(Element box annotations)
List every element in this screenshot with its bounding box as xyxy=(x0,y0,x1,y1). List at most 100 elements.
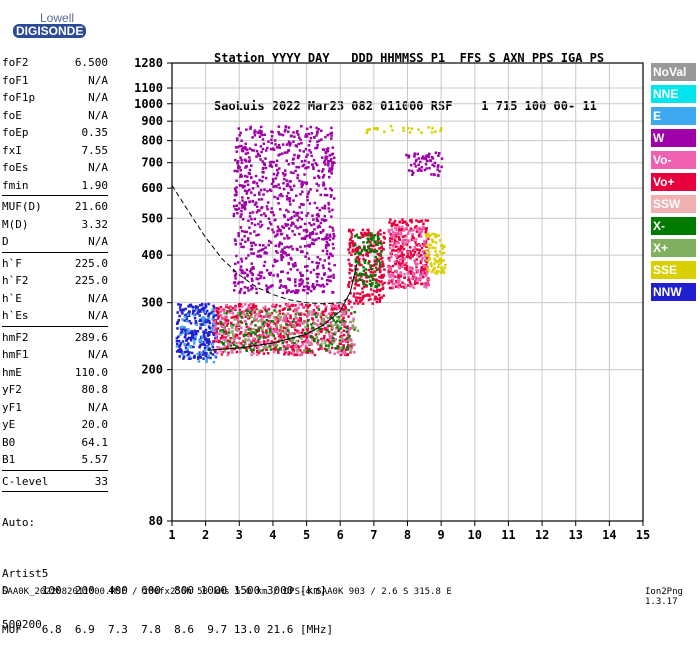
scatter-point xyxy=(259,274,263,278)
scatter-point xyxy=(240,203,244,207)
scatter-point xyxy=(352,326,356,330)
x-tick-label: 14 xyxy=(602,528,616,542)
scatter-point xyxy=(356,268,359,271)
scatter-point xyxy=(204,331,207,334)
scatter-point xyxy=(376,259,379,262)
scatter-point xyxy=(412,228,415,232)
scatter-point xyxy=(331,324,334,327)
scatter-point xyxy=(300,331,304,335)
scatter-point xyxy=(275,316,278,319)
scatter-point xyxy=(252,149,255,152)
scatter-point xyxy=(291,348,295,351)
scatter-point xyxy=(393,223,396,226)
scatter-point xyxy=(304,325,307,329)
scatter-point xyxy=(235,169,239,173)
scatter-point xyxy=(411,173,414,177)
scatter-point xyxy=(229,341,232,345)
scatter-point xyxy=(234,304,237,308)
scatter-point xyxy=(298,282,301,286)
scatter-point xyxy=(250,176,253,179)
scatter-point xyxy=(187,352,190,356)
param-row: yF1 N/A xyxy=(2,399,108,417)
scatter-point xyxy=(333,234,336,238)
scatter-point xyxy=(328,331,331,334)
scatter-point xyxy=(264,166,268,170)
scatter-point xyxy=(240,158,243,162)
scatter-point xyxy=(323,214,327,218)
scatter-point xyxy=(189,322,193,325)
scatter-point xyxy=(246,273,249,276)
scatter-point xyxy=(434,235,437,239)
scatter-point xyxy=(329,311,333,315)
scatter-point xyxy=(183,319,186,322)
scatter-point xyxy=(226,339,230,342)
scatter-point xyxy=(383,237,386,240)
scatter-point xyxy=(305,127,309,131)
scatter-point xyxy=(262,345,266,349)
scatter-point xyxy=(237,127,240,130)
scatter-point xyxy=(330,131,334,135)
scatter-point xyxy=(331,326,334,330)
scatter-point xyxy=(434,250,437,253)
scatter-point xyxy=(426,232,430,236)
scatter-point xyxy=(214,336,217,340)
scatter-point xyxy=(258,309,261,312)
scatter-point xyxy=(425,286,428,289)
scatter-point xyxy=(271,228,274,232)
scatter-point xyxy=(278,167,281,170)
scatter-point xyxy=(252,303,255,306)
param-name: fxI xyxy=(2,143,22,157)
scatter-point xyxy=(427,269,430,272)
scatter-point xyxy=(261,175,265,179)
scatter-point xyxy=(427,254,430,257)
scatter-point xyxy=(413,162,416,165)
scatter-point xyxy=(377,237,381,241)
scatter-point xyxy=(295,348,298,352)
scatter-point xyxy=(394,226,397,230)
scatter-point xyxy=(180,330,184,334)
scatter-point xyxy=(292,210,296,214)
scatter-point xyxy=(207,325,211,328)
scatter-point xyxy=(253,217,257,221)
scatter-point xyxy=(287,329,290,332)
scatter-point xyxy=(304,344,308,348)
scatter-point xyxy=(292,318,296,321)
scatter-point xyxy=(346,347,350,351)
scatter-point xyxy=(242,245,245,249)
scatter-point xyxy=(367,275,370,279)
scatter-point xyxy=(319,322,323,326)
scatter-point xyxy=(235,179,238,182)
scatter-point xyxy=(277,143,281,147)
scatter-point xyxy=(273,344,276,348)
scatter-point xyxy=(326,329,330,333)
scatter-point xyxy=(202,353,205,356)
scatter-point xyxy=(300,203,304,206)
scatter-point xyxy=(279,284,283,287)
scatter-point xyxy=(283,313,287,317)
scatter-point xyxy=(371,302,374,305)
legend-item-sse: SSE xyxy=(651,261,696,279)
scatter-point xyxy=(344,348,348,351)
scatter-point xyxy=(319,193,322,197)
scatter-point xyxy=(237,327,240,331)
scatter-point xyxy=(262,342,266,345)
scatter-point xyxy=(410,238,414,242)
scatter-point xyxy=(260,205,264,209)
scatter-point xyxy=(430,173,433,176)
scatter-point xyxy=(294,169,297,173)
scatter-point xyxy=(331,312,335,315)
scatter-point xyxy=(246,274,249,278)
scatter-point xyxy=(207,317,211,320)
scatter-point xyxy=(399,230,403,234)
scatter-point xyxy=(177,345,181,348)
scatter-point xyxy=(287,140,291,143)
scatter-point xyxy=(265,284,268,287)
scatter-cluster xyxy=(424,232,447,275)
param-name: h`E xyxy=(2,291,22,305)
scatter-point xyxy=(219,314,223,317)
scatter-point xyxy=(401,254,404,257)
scatter-point xyxy=(250,148,254,152)
scatter-point xyxy=(411,284,414,287)
scatter-point xyxy=(253,131,256,134)
scatter-point xyxy=(237,302,241,306)
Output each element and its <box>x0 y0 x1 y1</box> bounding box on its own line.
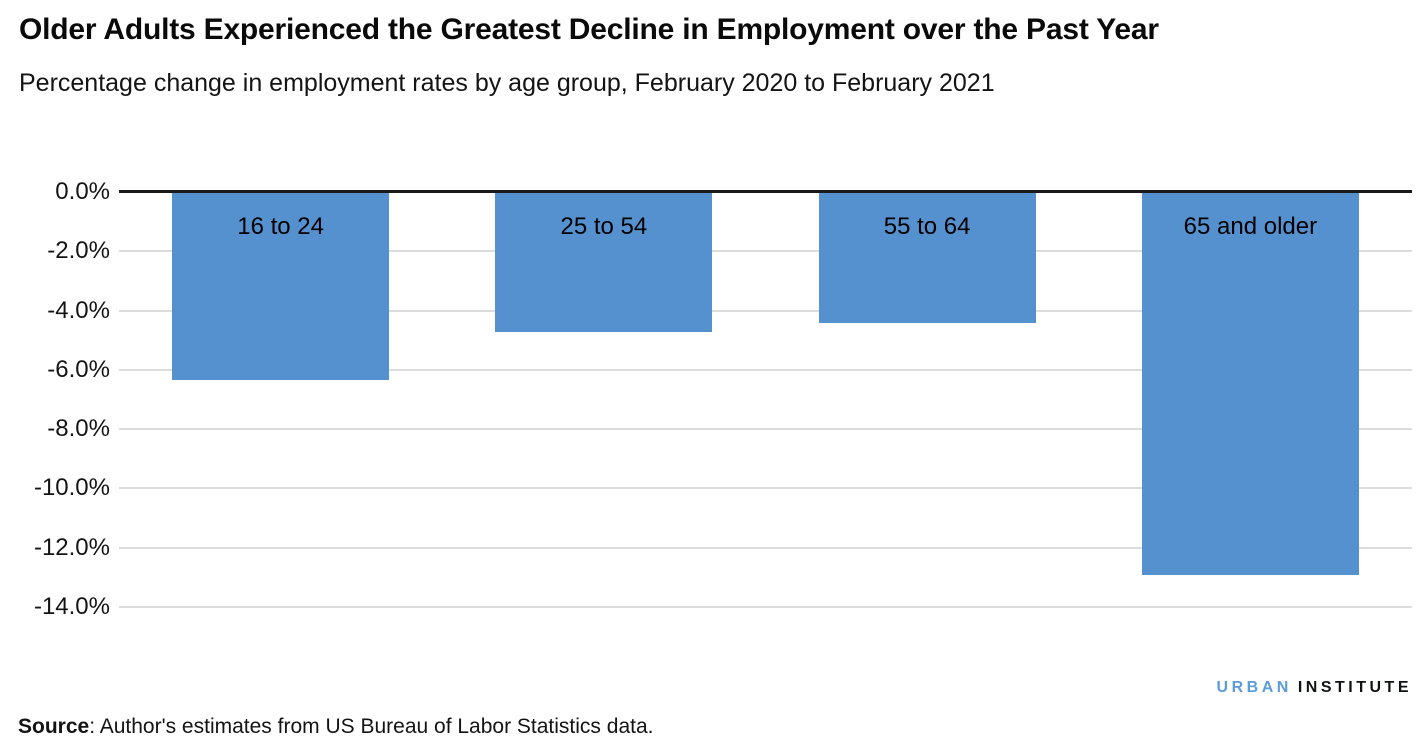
chart-title: Older Adults Experienced the Greatest De… <box>19 13 1159 46</box>
gridline--2.0% <box>119 250 1412 253</box>
y-tick-label--12.0%: -12.0% <box>33 533 110 561</box>
bar-category-label: 25 to 54 <box>560 213 648 240</box>
bar-16-to-24: 16 to 24 <box>172 193 390 380</box>
urban-institute-logo: URBAN INSTITUTE <box>1217 679 1412 697</box>
y-tick-label--6.0%: -6.0% <box>47 355 110 383</box>
gridline--6.0% <box>119 368 1412 371</box>
bar-65-and-older: 65 and older <box>1141 193 1359 576</box>
x-axis-zero-line <box>119 190 1412 193</box>
bar-25-to-54: 25 to 54 <box>495 193 713 333</box>
y-tick-label-0.0%: 0.0% <box>55 178 110 205</box>
bar-55-to-64: 55 to 64 <box>818 193 1036 324</box>
source-label: Source <box>18 715 90 738</box>
y-tick-label--2.0%: -2.0% <box>47 237 110 265</box>
gridline--8.0% <box>119 428 1412 431</box>
y-tick-label--10.0%: -10.0% <box>33 474 110 502</box>
gridline--12.0% <box>119 546 1412 549</box>
source-note: Source: Author's estimates from US Burea… <box>18 715 653 739</box>
y-tick-label--4.0%: -4.0% <box>47 296 110 324</box>
y-tick-label--14.0%: -14.0% <box>33 593 110 620</box>
bar-category-label: 16 to 24 <box>237 213 324 240</box>
bar-category-label: 65 and older <box>1183 213 1318 240</box>
gridline--4.0% <box>119 309 1412 312</box>
source-text: : Author's estimates from US Bureau of L… <box>89 715 654 738</box>
y-tick-label--8.0%: -8.0% <box>47 415 110 443</box>
bar-category-label: 55 to 64 <box>883 213 971 240</box>
gridline--14.0% <box>119 606 1412 608</box>
logo-urban-text: URBAN <box>1216 679 1292 696</box>
logo-institute-text: INSTITUTE <box>1297 679 1412 696</box>
gridline--10.0% <box>119 487 1412 490</box>
chart-subtitle: Percentage change in employment rates by… <box>19 69 995 97</box>
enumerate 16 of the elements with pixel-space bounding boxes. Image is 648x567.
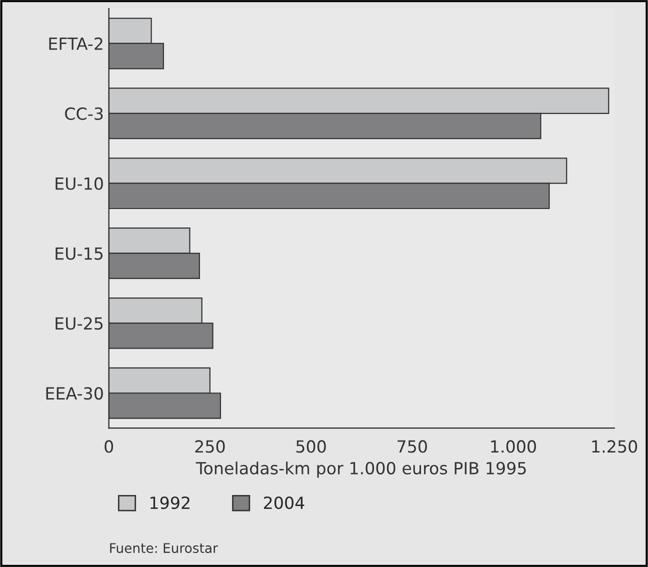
- x-tick-label: 1.000: [491, 440, 536, 453]
- legend-label: 1992: [150, 496, 190, 510]
- legend-label: 2004: [264, 496, 304, 510]
- y-tick-label: EEA-30: [46, 387, 103, 400]
- y-tick-label: EFTA-2: [49, 37, 102, 50]
- y-tick-label: CC-3: [65, 107, 103, 120]
- x-tick-label: 1.250: [592, 440, 638, 453]
- y-tick-label: EU-25: [56, 317, 103, 330]
- x-tick-label: 250: [195, 440, 225, 453]
- x-tick-label: 0: [104, 440, 114, 453]
- y-tick-label: EU-15: [56, 247, 103, 260]
- y-tick-label: EU-10: [56, 177, 103, 190]
- x-tick-label: 500: [296, 440, 326, 453]
- x-axis-title: Toneladas-km por 1.000 euros PIB 1995: [196, 462, 526, 478]
- x-tick-label: 750: [398, 440, 427, 453]
- source-note: Fuente: Eurostar: [110, 543, 218, 554]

(Stated problem)
Copy out every line of the items above without changing anything, and leave the pictures out.

(Answer)
List every element in this screenshot with its bounding box as xyxy=(x0,y0,x1,y1). List at most 100 elements.
scatter-point xyxy=(259,274,263,278)
scatter-point xyxy=(240,203,244,207)
scatter-point xyxy=(352,326,356,330)
x-tick-label: 14 xyxy=(602,528,616,542)
scatter-point xyxy=(356,268,359,271)
scatter-point xyxy=(204,331,207,334)
scatter-point xyxy=(376,259,379,262)
scatter-point xyxy=(412,228,415,232)
scatter-point xyxy=(331,324,334,327)
scatter-point xyxy=(300,331,304,335)
scatter-point xyxy=(275,316,278,319)
scatter-point xyxy=(252,149,255,152)
scatter-point xyxy=(291,348,295,351)
scatter-point xyxy=(393,223,396,226)
scatter-point xyxy=(304,325,307,329)
scatter-point xyxy=(235,169,239,173)
scatter-point xyxy=(411,173,414,177)
scatter-point xyxy=(229,341,232,345)
scatter-point xyxy=(234,304,237,308)
scatter-point xyxy=(298,282,301,286)
scatter-point xyxy=(250,176,253,179)
scatter-point xyxy=(187,352,190,356)
param-row: yF1 N/A xyxy=(2,399,108,417)
scatter-point xyxy=(333,234,336,238)
scatter-point xyxy=(328,331,331,334)
scatter-point xyxy=(264,166,268,170)
scatter-point xyxy=(240,158,243,162)
scatter-point xyxy=(323,214,327,218)
scatter-point xyxy=(189,322,193,325)
scatter-point xyxy=(246,273,249,276)
scatter-point xyxy=(434,235,437,239)
scatter-point xyxy=(329,311,333,315)
scatter-point xyxy=(183,319,186,322)
scatter-point xyxy=(226,339,230,342)
scatter-point xyxy=(383,237,386,240)
scatter-point xyxy=(305,127,309,131)
scatter-point xyxy=(262,345,266,349)
scatter-point xyxy=(237,127,240,130)
scatter-point xyxy=(330,131,334,135)
scatter-point xyxy=(331,326,334,330)
scatter-point xyxy=(434,250,437,253)
scatter-point xyxy=(426,232,430,236)
scatter-point xyxy=(214,336,217,340)
scatter-point xyxy=(258,309,261,312)
scatter-point xyxy=(425,286,428,289)
scatter-point xyxy=(271,228,274,232)
scatter-point xyxy=(278,167,281,170)
scatter-point xyxy=(252,303,255,306)
param-name: fxI xyxy=(2,143,22,157)
scatter-point xyxy=(427,269,430,272)
scatter-point xyxy=(261,175,265,179)
scatter-point xyxy=(427,254,430,257)
scatter-point xyxy=(413,162,416,165)
scatter-point xyxy=(377,237,381,241)
scatter-point xyxy=(295,348,298,352)
scatter-point xyxy=(394,226,397,230)
scatter-point xyxy=(180,330,184,334)
scatter-point xyxy=(292,210,296,214)
scatter-point xyxy=(207,325,211,328)
scatter-point xyxy=(253,217,257,221)
scatter-point xyxy=(287,329,290,332)
scatter-point xyxy=(304,344,308,348)
scatter-point xyxy=(292,318,296,321)
scatter-point xyxy=(346,347,350,351)
scatter-point xyxy=(242,245,245,249)
scatter-point xyxy=(367,275,370,279)
scatter-point xyxy=(319,322,323,326)
scatter-point xyxy=(235,179,238,182)
scatter-point xyxy=(277,143,281,147)
scatter-point xyxy=(273,344,276,348)
scatter-point xyxy=(326,329,330,333)
scatter-point xyxy=(202,353,205,356)
scatter-point xyxy=(300,203,304,206)
scatter-point xyxy=(279,284,283,287)
scatter-point xyxy=(283,313,287,317)
scatter-point xyxy=(371,302,374,305)
legend-item-sse: SSE xyxy=(651,261,696,279)
scatter-point xyxy=(344,348,348,351)
scatter-point xyxy=(319,193,322,197)
scatter-point xyxy=(237,327,240,331)
scatter-point xyxy=(262,342,266,345)
scatter-point xyxy=(410,238,414,242)
scatter-point xyxy=(260,205,264,209)
scatter-point xyxy=(430,173,433,176)
scatter-point xyxy=(294,169,297,173)
scatter-point xyxy=(331,312,335,315)
scatter-point xyxy=(246,274,249,278)
scatter-point xyxy=(207,317,211,320)
scatter-point xyxy=(399,230,403,234)
scatter-point xyxy=(177,345,181,348)
scatter-point xyxy=(287,140,291,143)
scatter-point xyxy=(265,284,268,287)
scatter-cluster xyxy=(424,232,447,275)
param-name: h`E xyxy=(2,291,22,305)
scatter-point xyxy=(219,314,223,317)
scatter-point xyxy=(401,254,404,257)
scatter-point xyxy=(250,148,254,152)
scatter-point xyxy=(411,284,414,287)
scatter-point xyxy=(253,131,256,134)
scatter-point xyxy=(237,302,241,306)
Output each element and its <box>x0 y0 x1 y1</box> bounding box on its own line.
chart-title: Older Adults Experienced the Greatest De… <box>19 13 1159 46</box>
gridline--2.0% <box>119 250 1412 253</box>
y-tick-label--12.0%: -12.0% <box>33 533 110 561</box>
bar-category-label: 25 to 54 <box>560 213 648 240</box>
bar-16-to-24: 16 to 24 <box>172 193 390 380</box>
urban-institute-logo: URBAN INSTITUTE <box>1217 679 1412 697</box>
y-tick-label--6.0%: -6.0% <box>47 355 110 383</box>
gridline--6.0% <box>119 368 1412 371</box>
bar-65-and-older: 65 and older <box>1141 193 1359 576</box>
x-axis-zero-line <box>119 190 1412 193</box>
bar-25-to-54: 25 to 54 <box>495 193 713 333</box>
y-tick-label-0.0%: 0.0% <box>55 178 110 205</box>
bar-55-to-64: 55 to 64 <box>818 193 1036 324</box>
source-label: Source <box>18 715 90 738</box>
y-tick-label--2.0%: -2.0% <box>47 237 110 265</box>
gridline--8.0% <box>119 428 1412 431</box>
y-tick-label--10.0%: -10.0% <box>33 474 110 502</box>
gridline--12.0% <box>119 546 1412 549</box>
source-note: Source: Author's estimates from US Burea… <box>18 715 653 739</box>
y-tick-label--4.0%: -4.0% <box>47 296 110 324</box>
y-tick-label--14.0%: -14.0% <box>33 593 110 620</box>
bar-category-label: 16 to 24 <box>237 213 324 240</box>
bar-category-label: 65 and older <box>1183 213 1318 240</box>
gridline--4.0% <box>119 309 1412 312</box>
source-text: : Author's estimates from US Bureau of L… <box>89 715 654 738</box>
y-tick-label--8.0%: -8.0% <box>47 415 110 443</box>
bar-category-label: 55 to 64 <box>883 213 971 240</box>
gridline--14.0% <box>119 606 1412 608</box>
logo-urban-text: URBAN <box>1216 679 1292 696</box>
logo-institute-text: INSTITUTE <box>1297 679 1412 696</box>
gridline--10.0% <box>119 487 1412 490</box>
chart-subtitle: Percentage change in employment rates by… <box>19 69 995 97</box>
enumerate 16 of the elements with pixel-space bounding boxes. Image is 648x567.
- x-tick-label: 1.000: [491, 440, 536, 453]
- legend-label: 1992: [150, 496, 190, 510]
- legend-label: 2004: [264, 496, 304, 510]
- y-tick-label: EEA-30: [46, 387, 103, 400]
- y-tick-label: EFTA-2: [49, 37, 102, 50]
- y-tick-label: CC-3: [65, 107, 103, 120]
- x-tick-label: 1.250: [592, 440, 638, 453]
- y-tick-label: EU-25: [56, 317, 103, 330]
- x-tick-label: 250: [195, 440, 225, 453]
- x-tick-label: 0: [104, 440, 114, 453]
- y-tick-label: EU-15: [56, 247, 103, 260]
- y-tick-label: EU-10: [56, 177, 103, 190]
- x-tick-label: 500: [296, 440, 326, 453]
- x-axis-title: Toneladas-km por 1.000 euros PIB 1995: [196, 462, 526, 478]
- x-tick-label: 750: [398, 440, 427, 453]
- source-note: Fuente: Eurostar: [110, 543, 218, 554]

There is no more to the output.